Data items:
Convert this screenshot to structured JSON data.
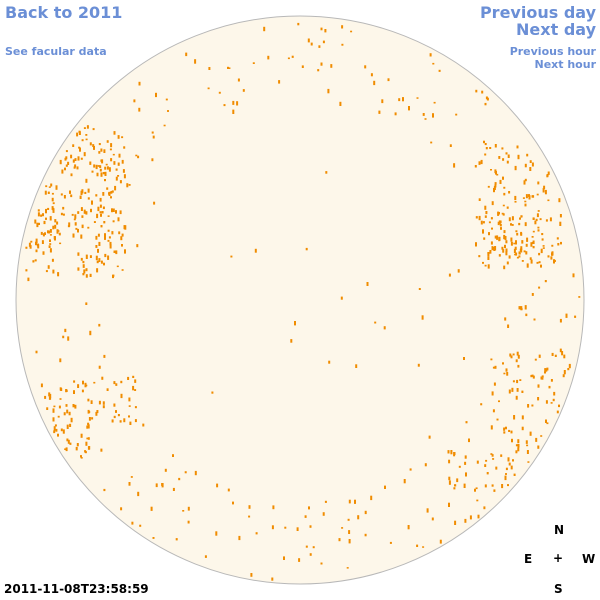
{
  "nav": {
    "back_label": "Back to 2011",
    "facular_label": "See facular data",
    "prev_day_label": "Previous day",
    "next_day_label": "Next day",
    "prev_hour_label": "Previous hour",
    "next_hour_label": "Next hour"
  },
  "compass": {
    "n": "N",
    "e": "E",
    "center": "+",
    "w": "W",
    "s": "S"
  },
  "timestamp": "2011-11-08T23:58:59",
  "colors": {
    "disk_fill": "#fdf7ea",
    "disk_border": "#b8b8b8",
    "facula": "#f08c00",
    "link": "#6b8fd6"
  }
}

* EXERCISE AIM: Retype the listing exactly. Pictures do not belong in the copy.

* WORKED SOLUTION:
Convert this screenshot to structured JSON data.
{
  "nav": {
    "back_label": "Back to 2011",
    "facular_label": "See facular data",
    "prev_day_label": "Previous day",
    "next_day_label": "Next day",
    "prev_hour_label": "Previous hour",
    "next_hour_label": "Next hour"
  },
  "compass": {
    "n": "N",
    "e": "E",
    "center": "+",
    "w": "W",
    "s": "S"
  },
  "timestamp": "2011-11-08T23:58:59",
  "colors": {
    "disk_fill": "#fdf7ea",
    "disk_border": "#b8b8b8",
    "facula": "#f08c00",
    "link": "#6b8fd6"
  }
}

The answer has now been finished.